> DATA ENTRIES

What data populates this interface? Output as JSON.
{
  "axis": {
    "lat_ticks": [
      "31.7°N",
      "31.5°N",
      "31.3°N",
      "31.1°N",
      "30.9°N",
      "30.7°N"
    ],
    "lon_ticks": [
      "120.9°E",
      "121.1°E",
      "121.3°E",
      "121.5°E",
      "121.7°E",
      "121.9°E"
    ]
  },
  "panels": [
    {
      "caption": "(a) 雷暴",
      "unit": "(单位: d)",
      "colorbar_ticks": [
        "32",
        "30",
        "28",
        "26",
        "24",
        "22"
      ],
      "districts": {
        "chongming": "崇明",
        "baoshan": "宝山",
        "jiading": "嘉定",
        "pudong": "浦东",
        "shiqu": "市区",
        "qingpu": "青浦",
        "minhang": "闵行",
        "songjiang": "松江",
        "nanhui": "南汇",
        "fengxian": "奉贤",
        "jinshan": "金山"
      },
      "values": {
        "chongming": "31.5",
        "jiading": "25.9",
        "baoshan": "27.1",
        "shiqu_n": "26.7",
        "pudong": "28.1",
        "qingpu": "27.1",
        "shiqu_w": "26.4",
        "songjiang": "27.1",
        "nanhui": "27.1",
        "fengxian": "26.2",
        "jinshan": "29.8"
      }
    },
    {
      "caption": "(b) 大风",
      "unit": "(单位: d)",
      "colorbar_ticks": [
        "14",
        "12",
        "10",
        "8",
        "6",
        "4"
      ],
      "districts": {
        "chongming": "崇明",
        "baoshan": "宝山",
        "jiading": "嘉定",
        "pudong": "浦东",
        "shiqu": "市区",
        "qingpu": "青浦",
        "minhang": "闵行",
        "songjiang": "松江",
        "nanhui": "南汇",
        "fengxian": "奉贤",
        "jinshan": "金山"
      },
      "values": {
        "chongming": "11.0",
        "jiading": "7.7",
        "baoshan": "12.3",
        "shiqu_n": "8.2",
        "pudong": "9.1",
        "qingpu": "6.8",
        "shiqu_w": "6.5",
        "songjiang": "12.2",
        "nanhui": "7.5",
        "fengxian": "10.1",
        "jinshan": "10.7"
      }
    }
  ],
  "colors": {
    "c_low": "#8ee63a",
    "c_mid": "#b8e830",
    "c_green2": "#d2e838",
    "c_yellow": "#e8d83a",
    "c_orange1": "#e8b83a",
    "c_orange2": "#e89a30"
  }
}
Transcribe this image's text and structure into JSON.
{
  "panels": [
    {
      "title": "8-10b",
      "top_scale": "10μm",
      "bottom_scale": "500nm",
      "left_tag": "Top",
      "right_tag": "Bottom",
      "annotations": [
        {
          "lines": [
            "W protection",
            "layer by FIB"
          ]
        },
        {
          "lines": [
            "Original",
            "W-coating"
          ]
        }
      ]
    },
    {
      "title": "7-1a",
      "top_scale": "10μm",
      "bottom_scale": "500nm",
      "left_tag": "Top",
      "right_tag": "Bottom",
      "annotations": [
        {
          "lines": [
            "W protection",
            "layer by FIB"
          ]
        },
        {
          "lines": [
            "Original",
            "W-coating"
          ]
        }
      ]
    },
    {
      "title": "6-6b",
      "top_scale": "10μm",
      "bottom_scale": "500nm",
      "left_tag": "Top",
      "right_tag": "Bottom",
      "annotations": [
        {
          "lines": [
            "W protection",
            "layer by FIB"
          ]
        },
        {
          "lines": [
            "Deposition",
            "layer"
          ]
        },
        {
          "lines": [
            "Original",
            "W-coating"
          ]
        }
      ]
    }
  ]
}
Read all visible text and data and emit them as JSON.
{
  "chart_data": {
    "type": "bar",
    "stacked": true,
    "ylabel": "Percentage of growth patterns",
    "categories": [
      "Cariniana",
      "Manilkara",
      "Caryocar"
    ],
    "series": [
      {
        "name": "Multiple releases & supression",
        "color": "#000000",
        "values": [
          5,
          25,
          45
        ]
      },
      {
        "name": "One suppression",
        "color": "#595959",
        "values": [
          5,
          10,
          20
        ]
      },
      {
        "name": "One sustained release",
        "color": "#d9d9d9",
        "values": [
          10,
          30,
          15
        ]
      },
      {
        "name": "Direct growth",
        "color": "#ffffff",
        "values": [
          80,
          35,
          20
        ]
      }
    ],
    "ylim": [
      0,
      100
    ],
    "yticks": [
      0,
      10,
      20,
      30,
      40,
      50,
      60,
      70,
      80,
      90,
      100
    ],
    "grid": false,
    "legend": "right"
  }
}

> WHAT YOU HAVE TO DO
Write out the whole listing again. Match it word for word.

> ANSWER TO THIS TASK
What data populates this interface? Output as JSON.
{
  "axis": {
    "lat_ticks": [
      "31.7°N",
      "31.5°N",
      "31.3°N",
      "31.1°N",
      "30.9°N",
      "30.7°N"
    ],
    "lon_ticks": [
      "120.9°E",
      "121.1°E",
      "121.3°E",
      "121.5°E",
      "121.7°E",
      "121.9°E"
    ]
  },
  "panels": [
    {
      "caption": "(a) 雷暴",
      "unit": "(单位: d)",
      "colorbar_ticks": [
        "32",
        "30",
        "28",
        "26",
        "24",
        "22"
      ],
      "districts": {
        "chongming": "崇明",
        "baoshan": "宝山",
        "jiading": "嘉定",
        "pudong": "浦东",
        "shiqu": "市区",
        "qingpu": "青浦",
        "minhang": "闵行",
        "songjiang": "松江",
        "nanhui": "南汇",
        "fengxian": "奉贤",
        "jinshan": "金山"
      },
      "values": {
        "chongming": "31.5",
        "jiading": "25.9",
        "baoshan": "27.1",
        "shiqu_n": "26.7",
        "pudong": "28.1",
        "qingpu": "27.1",
        "shiqu_w": "26.4",
        "songjiang": "27.1",
        "nanhui": "27.1",
        "fengxian": "26.2",
        "jinshan": "29.8"
      }
    },
    {
      "caption": "(b) 大风",
      "unit": "(单位: d)",
      "colorbar_ticks": [
        "14",
        "12",
        "10",
        "8",
        "6",
        "4"
      ],
      "districts": {
        "chongming": "崇明",
        "baoshan": "宝山",
        "jiading": "嘉定",
        "pudong": "浦东",
        "shiqu": "市区",
        "qingpu": "青浦",
        "minhang": "闵行",
        "songjiang": "松江",
        "nanhui": "南汇",
        "fengxian": "奉贤",
        "jinshan": "金山"
      },
      "values": {
        "chongming": "11.0",
        "jiading": "7.7",
        "baoshan": "12.3",
        "shiqu_n": "8.2",
        "pudong": "9.1",
        "qingpu": "6.8",
        "shiqu_w": "6.5",
        "songjiang": "12.2",
        "nanhui": "7.5",
        "fengxian": "10.1",
        "jinshan": "10.7"
      }
    }
  ],
  "colors": {
    "c_low": "#8ee63a",
    "c_mid": "#b8e830",
    "c_green2": "#d2e838",
    "c_yellow": "#e8d83a",
    "c_orange1": "#e8b83a",
    "c_orange2": "#e89a30"
  }
}
Transcribe this image's text and structure into JSON.
{
  "panels": [
    {
      "title": "8-10b",
      "top_scale": "10μm",
      "bottom_scale": "500nm",
      "left_tag": "Top",
      "right_tag": "Bottom",
      "annotations": [
        {
          "lines": [
            "W protection",
            "layer by FIB"
          ]
        },
        {
          "lines": [
            "Original",
            "W-coating"
          ]
        }
      ]
    },
    {
      "title": "7-1a",
      "top_scale": "10μm",
      "bottom_scale": "500nm",
      "left_tag": "Top",
      "right_tag": "Bottom",
      "annotations": [
        {
          "lines": [
            "W protection",
            "layer by FIB"
          ]
        },
        {
          "lines": [
            "Original",
            "W-coating"
          ]
        }
      ]
    },
    {
      "title": "6-6b",
      "top_scale": "10μm",
      "bottom_scale": "500nm",
      "left_tag": "Top",
      "right_tag": "Bottom",
      "annotations": [
        {
          "lines": [
            "W protection",
            "layer by FIB"
          ]
        },
        {
          "lines": [
            "Deposition",
            "layer"
          ]
        },
        {
          "lines": [
            "Original",
            "W-coating"
          ]
        }
      ]
    }
  ]
}
Read all visible text and data and emit them as JSON.
{
  "chart_data": {
    "type": "bar",
    "stacked": true,
    "ylabel": "Percentage of growth patterns",
    "categories": [
      "Cariniana",
      "Manilkara",
      "Caryocar"
    ],
    "series": [
      {
        "name": "Multiple releases & supression",
        "color": "#000000",
        "values": [
          5,
          25,
          45
        ]
      },
      {
        "name": "One suppression",
        "color": "#595959",
        "values": [
          5,
          10,
          20
        ]
      },
      {
        "name": "One sustained release",
        "color": "#d9d9d9",
        "values": [
          10,
          30,
          15
        ]
      },
      {
        "name": "Direct growth",
        "color": "#ffffff",
        "values": [
          80,
          35,
          20
        ]
      }
    ],
    "ylim": [
      0,
      100
    ],
    "yticks": [
      0,
      10,
      20,
      30,
      40,
      50,
      60,
      70,
      80,
      90,
      100
    ],
    "grid": false,
    "legend": "right"
  }
}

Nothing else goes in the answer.